- Figure dataset records
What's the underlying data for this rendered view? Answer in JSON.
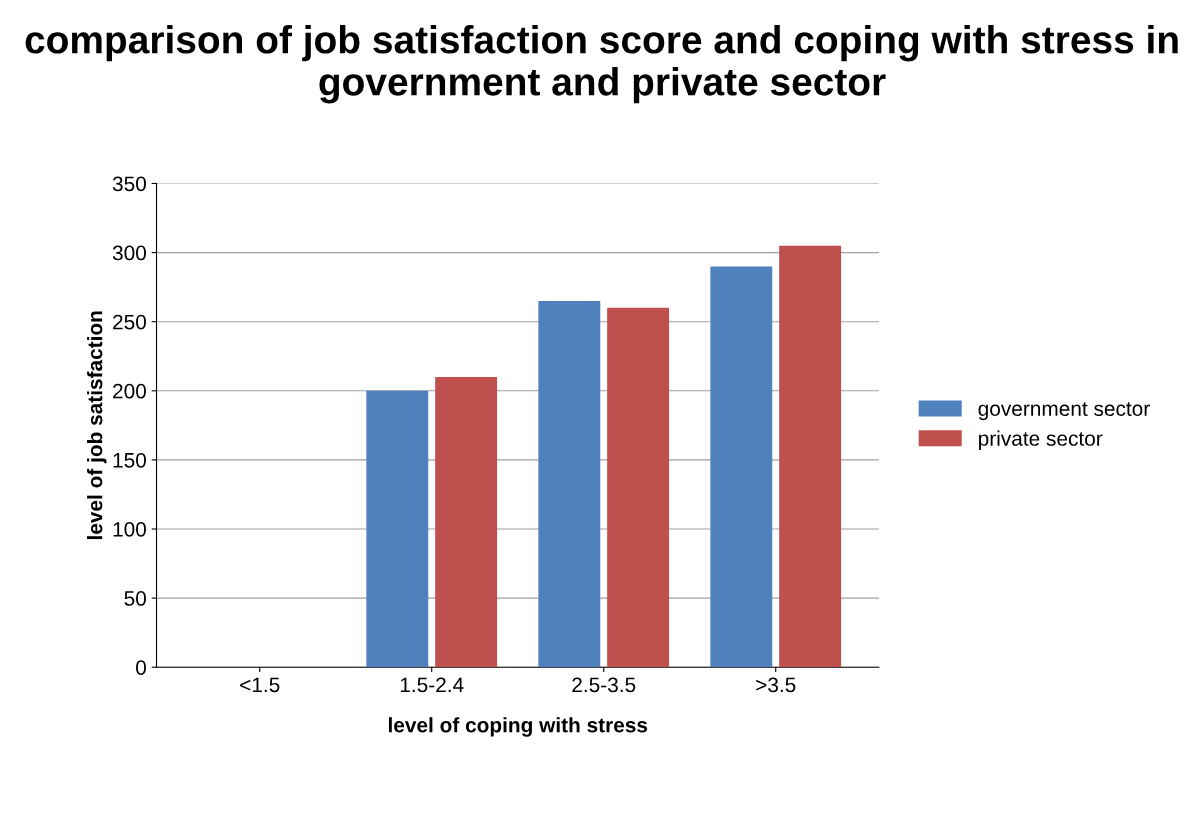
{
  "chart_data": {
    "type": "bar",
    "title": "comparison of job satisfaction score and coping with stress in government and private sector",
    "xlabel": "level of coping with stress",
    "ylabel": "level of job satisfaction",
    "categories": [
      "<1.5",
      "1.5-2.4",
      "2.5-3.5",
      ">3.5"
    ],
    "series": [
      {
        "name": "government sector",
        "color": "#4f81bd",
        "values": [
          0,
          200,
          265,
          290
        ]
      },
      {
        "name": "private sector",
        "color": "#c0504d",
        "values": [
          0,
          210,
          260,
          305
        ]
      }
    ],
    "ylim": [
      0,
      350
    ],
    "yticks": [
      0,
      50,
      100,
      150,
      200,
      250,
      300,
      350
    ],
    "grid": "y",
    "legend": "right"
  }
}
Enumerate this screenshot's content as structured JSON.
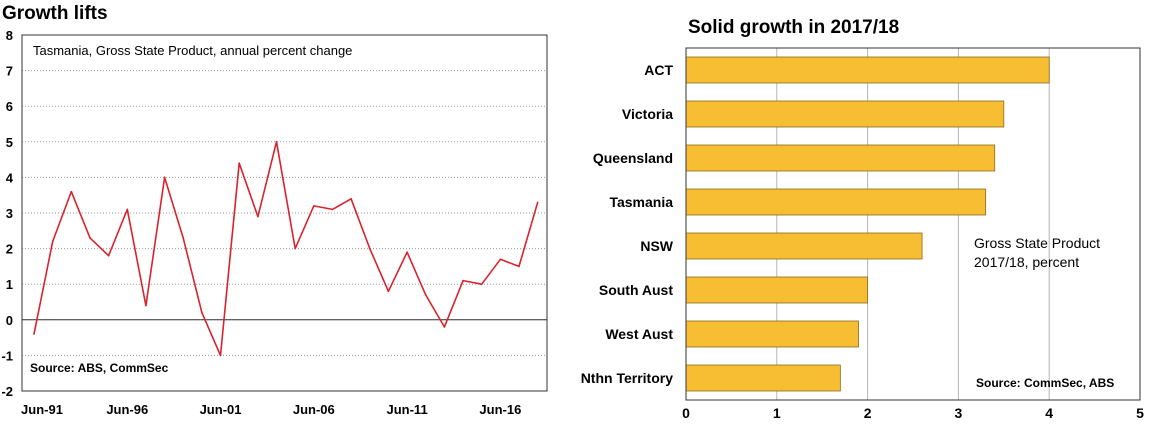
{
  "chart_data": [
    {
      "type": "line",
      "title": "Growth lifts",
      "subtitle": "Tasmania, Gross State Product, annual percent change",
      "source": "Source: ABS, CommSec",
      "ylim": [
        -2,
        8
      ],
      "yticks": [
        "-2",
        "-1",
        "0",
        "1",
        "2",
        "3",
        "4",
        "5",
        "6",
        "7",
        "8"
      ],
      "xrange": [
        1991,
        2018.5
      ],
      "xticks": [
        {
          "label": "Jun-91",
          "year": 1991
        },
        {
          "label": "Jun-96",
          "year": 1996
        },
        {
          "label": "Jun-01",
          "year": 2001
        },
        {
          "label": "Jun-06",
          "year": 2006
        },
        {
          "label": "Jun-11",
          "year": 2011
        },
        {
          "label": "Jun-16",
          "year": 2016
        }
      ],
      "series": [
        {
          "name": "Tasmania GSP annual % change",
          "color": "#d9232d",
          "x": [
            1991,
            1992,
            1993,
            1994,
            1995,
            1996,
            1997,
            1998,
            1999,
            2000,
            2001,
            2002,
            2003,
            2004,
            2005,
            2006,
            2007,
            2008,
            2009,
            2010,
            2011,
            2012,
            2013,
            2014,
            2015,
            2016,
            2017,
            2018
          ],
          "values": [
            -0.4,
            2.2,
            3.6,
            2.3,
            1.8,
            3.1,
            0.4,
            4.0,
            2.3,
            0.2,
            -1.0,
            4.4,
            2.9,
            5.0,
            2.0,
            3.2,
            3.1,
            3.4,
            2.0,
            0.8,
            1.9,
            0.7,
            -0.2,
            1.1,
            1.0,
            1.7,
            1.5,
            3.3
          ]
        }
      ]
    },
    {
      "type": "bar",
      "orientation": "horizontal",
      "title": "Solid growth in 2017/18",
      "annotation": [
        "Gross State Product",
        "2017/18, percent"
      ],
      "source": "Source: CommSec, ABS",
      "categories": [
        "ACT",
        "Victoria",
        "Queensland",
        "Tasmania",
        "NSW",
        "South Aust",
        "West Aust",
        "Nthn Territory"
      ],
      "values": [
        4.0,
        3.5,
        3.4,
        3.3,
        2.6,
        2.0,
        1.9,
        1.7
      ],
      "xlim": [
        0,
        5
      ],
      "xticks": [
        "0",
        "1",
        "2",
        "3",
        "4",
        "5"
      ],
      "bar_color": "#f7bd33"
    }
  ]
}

- WORK TO COMPLETE
From the data, list each line in which the string "State" appears.

- SOLVED PROBLEM
      "subtitle": "Tasmania, Gross State Product, annual percent change",
        "Gross State Product",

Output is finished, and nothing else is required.